### Data shown
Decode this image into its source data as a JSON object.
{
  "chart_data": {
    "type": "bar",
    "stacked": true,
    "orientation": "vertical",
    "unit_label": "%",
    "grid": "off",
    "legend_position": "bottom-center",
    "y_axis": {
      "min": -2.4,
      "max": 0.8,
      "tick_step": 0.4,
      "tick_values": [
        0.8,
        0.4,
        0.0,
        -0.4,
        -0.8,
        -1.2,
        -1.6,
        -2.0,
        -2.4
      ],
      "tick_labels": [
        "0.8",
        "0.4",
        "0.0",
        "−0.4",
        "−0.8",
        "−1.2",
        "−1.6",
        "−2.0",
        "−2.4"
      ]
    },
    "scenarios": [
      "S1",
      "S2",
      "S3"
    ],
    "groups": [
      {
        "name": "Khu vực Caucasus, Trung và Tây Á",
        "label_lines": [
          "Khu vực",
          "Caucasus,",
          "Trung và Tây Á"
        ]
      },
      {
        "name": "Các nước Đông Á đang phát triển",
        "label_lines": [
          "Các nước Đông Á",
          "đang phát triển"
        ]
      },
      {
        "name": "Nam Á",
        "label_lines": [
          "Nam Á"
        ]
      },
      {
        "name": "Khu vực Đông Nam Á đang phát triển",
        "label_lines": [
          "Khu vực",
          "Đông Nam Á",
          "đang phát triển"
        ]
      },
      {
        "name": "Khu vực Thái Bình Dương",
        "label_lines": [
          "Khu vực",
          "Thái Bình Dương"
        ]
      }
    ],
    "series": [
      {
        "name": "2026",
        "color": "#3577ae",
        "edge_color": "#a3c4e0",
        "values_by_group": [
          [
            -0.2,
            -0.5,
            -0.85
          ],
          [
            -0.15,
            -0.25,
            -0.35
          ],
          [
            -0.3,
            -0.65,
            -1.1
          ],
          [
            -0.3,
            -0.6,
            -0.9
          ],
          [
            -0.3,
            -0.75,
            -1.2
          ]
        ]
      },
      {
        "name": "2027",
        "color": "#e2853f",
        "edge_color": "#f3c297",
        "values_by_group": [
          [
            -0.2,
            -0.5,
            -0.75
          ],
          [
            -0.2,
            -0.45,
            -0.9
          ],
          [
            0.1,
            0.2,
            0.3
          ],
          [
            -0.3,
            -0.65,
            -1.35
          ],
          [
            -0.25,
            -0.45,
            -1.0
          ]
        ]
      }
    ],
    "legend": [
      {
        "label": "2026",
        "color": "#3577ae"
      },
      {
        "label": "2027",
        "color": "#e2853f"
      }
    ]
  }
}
######
**Written problem**. Extract the full set of entries word for word.

**Answer for this exercise**.
Decode this image into its source data as a JSON object.
{
  "chart_data": {
    "type": "bar",
    "stacked": true,
    "orientation": "vertical",
    "unit_label": "%",
    "grid": "off",
    "legend_position": "bottom-center",
    "y_axis": {
      "min": -2.4,
      "max": 0.8,
      "tick_step": 0.4,
      "tick_values": [
        0.8,
        0.4,
        0.0,
        -0.4,
        -0.8,
        -1.2,
        -1.6,
        -2.0,
        -2.4
      ],
      "tick_labels": [
        "0.8",
        "0.4",
        "0.0",
        "−0.4",
        "−0.8",
        "−1.2",
        "−1.6",
        "−2.0",
        "−2.4"
      ]
    },
    "scenarios": [
      "S1",
      "S2",
      "S3"
    ],
    "groups": [
      {
        "name": "Khu vực Caucasus, Trung và Tây Á",
        "label_lines": [
          "Khu vực",
          "Caucasus,",
          "Trung và Tây Á"
        ]
      },
      {
        "name": "Các nước Đông Á đang phát triển",
        "label_lines": [
          "Các nước Đông Á",
          "đang phát triển"
        ]
      },
      {
        "name": "Nam Á",
        "label_lines": [
          "Nam Á"
        ]
      },
      {
        "name": "Khu vực Đông Nam Á đang phát triển",
        "label_lines": [
          "Khu vực",
          "Đông Nam Á",
          "đang phát triển"
        ]
      },
      {
        "name": "Khu vực Thái Bình Dương",
        "label_lines": [
          "Khu vực",
          "Thái Bình Dương"
        ]
      }
    ],
    "series": [
      {
        "name": "2026",
        "color": "#3577ae",
        "edge_color": "#a3c4e0",
        "values_by_group": [
          [
            -0.2,
            -0.5,
            -0.85
          ],
          [
            -0.15,
            -0.25,
            -0.35
          ],
          [
            -0.3,
            -0.65,
            -1.1
          ],
          [
            -0.3,
            -0.6,
            -0.9
          ],
          [
            -0.3,
            -0.75,
            -1.2
          ]
        ]
      },
      {
        "name": "2027",
        "color": "#e2853f",
        "edge_color": "#f3c297",
        "values_by_group": [
          [
            -0.2,
            -0.5,
            -0.75
          ],
          [
            -0.2,
            -0.45,
            -0.9
          ],
          [
            0.1,
            0.2,
            0.3
          ],
          [
            -0.3,
            -0.65,
            -1.35
          ],
          [
            -0.25,
            -0.45,
            -1.0
          ]
        ]
      }
    ],
    "legend": [
      {
        "label": "2026",
        "color": "#3577ae"
      },
      {
        "label": "2027",
        "color": "#e2853f"
      }
    ]
  }
}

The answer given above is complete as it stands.